## Given problem
Skip all pictures, then print the remaining material exactly.

== Source material

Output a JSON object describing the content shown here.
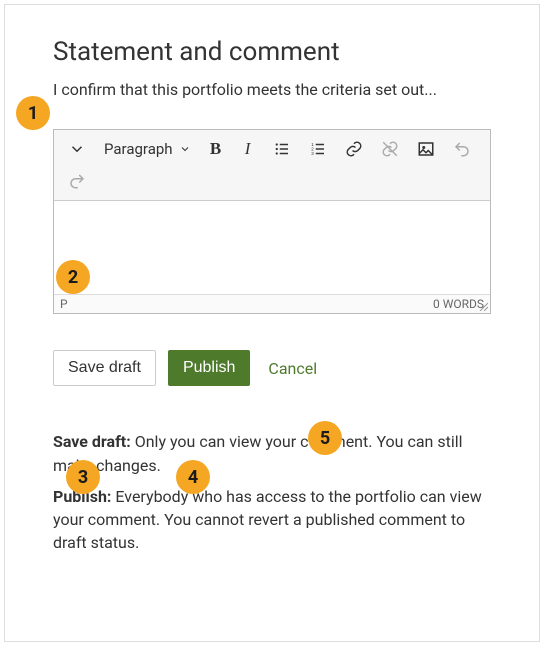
{
  "heading": "Statement and comment",
  "intro": "I confirm that this portfolio meets the criteria set out...",
  "callouts": {
    "c1": "1",
    "c2": "2",
    "c3": "3",
    "c4": "4",
    "c5": "5"
  },
  "editor": {
    "format_label": "Paragraph",
    "path": "P",
    "word_count": "0 WORDS"
  },
  "buttons": {
    "save_draft": "Save draft",
    "publish": "Publish",
    "cancel": "Cancel"
  },
  "help": {
    "save_term": "Save draft:",
    "save_text": " Only you can view your comment. You can still make changes.",
    "publish_term": "Publish:",
    "publish_text": " Everybody who has access to the portfolio can view your comment. You cannot revert a published comment to draft status."
  }
}
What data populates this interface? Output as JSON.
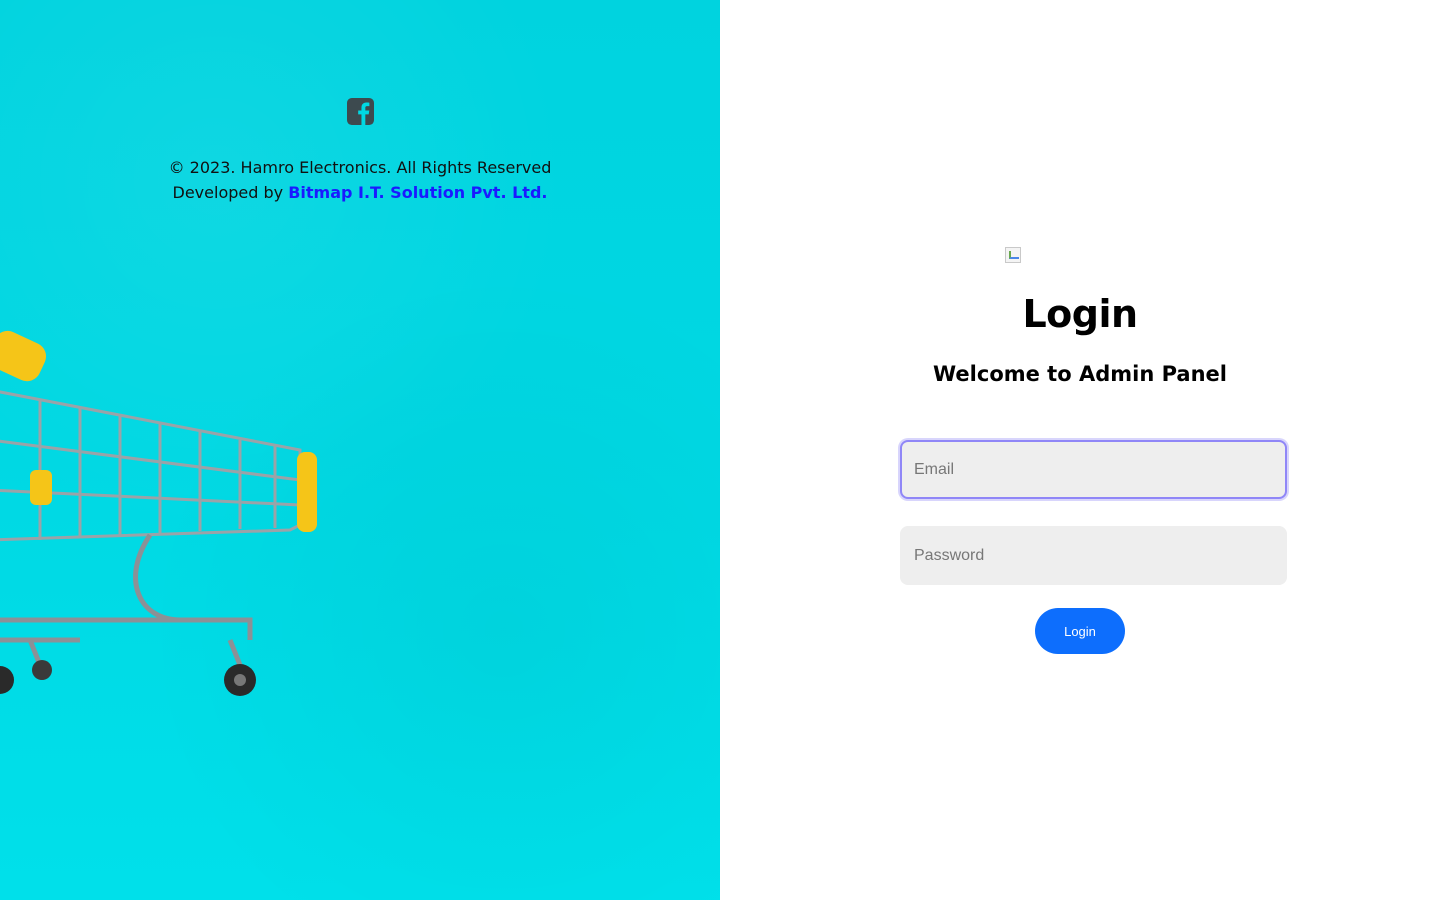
{
  "left": {
    "footer": {
      "copyright": "© 2023. Hamro Electronics. All Rights Reserved",
      "developed_by_prefix": "Developed by ",
      "developer_name": "Bitmap I.T. Solution Pvt. Ltd."
    },
    "social_icon": "facebook-icon",
    "background_color": "#00d8e3"
  },
  "login": {
    "title": "Login",
    "subtitle": "Welcome to Admin Panel",
    "email_placeholder": "Email",
    "email_value": "",
    "password_placeholder": "Password",
    "password_value": "",
    "button_label": "Login",
    "button_color": "#0d6efd"
  }
}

====

## Solution for this problem
Output a JSON object describing the content shown here.
{
  "heading": "Statement and comment",
  "intro": "I confirm that this portfolio meets the criteria set out...",
  "callouts": {
    "c1": "1",
    "c2": "2",
    "c3": "3",
    "c4": "4",
    "c5": "5"
  },
  "editor": {
    "format_label": "Paragraph",
    "path": "P",
    "word_count": "0 WORDS"
  },
  "buttons": {
    "save_draft": "Save draft",
    "publish": "Publish",
    "cancel": "Cancel"
  },
  "help": {
    "save_term": "Save draft:",
    "save_text": " Only you can view your comment. You can still make changes.",
    "publish_term": "Publish:",
    "publish_text": " Everybody who has access to the portfolio can view your comment. You cannot revert a published comment to draft status."
  }
}
What data populates this interface? Output as JSON.
{
  "left": {
    "footer": {
      "copyright": "© 2023. Hamro Electronics. All Rights Reserved",
      "developed_by_prefix": "Developed by ",
      "developer_name": "Bitmap I.T. Solution Pvt. Ltd."
    },
    "social_icon": "facebook-icon",
    "background_color": "#00d8e3"
  },
  "login": {
    "title": "Login",
    "subtitle": "Welcome to Admin Panel",
    "email_placeholder": "Email",
    "email_value": "",
    "password_placeholder": "Password",
    "password_value": "",
    "button_label": "Login",
    "button_color": "#0d6efd"
  }
}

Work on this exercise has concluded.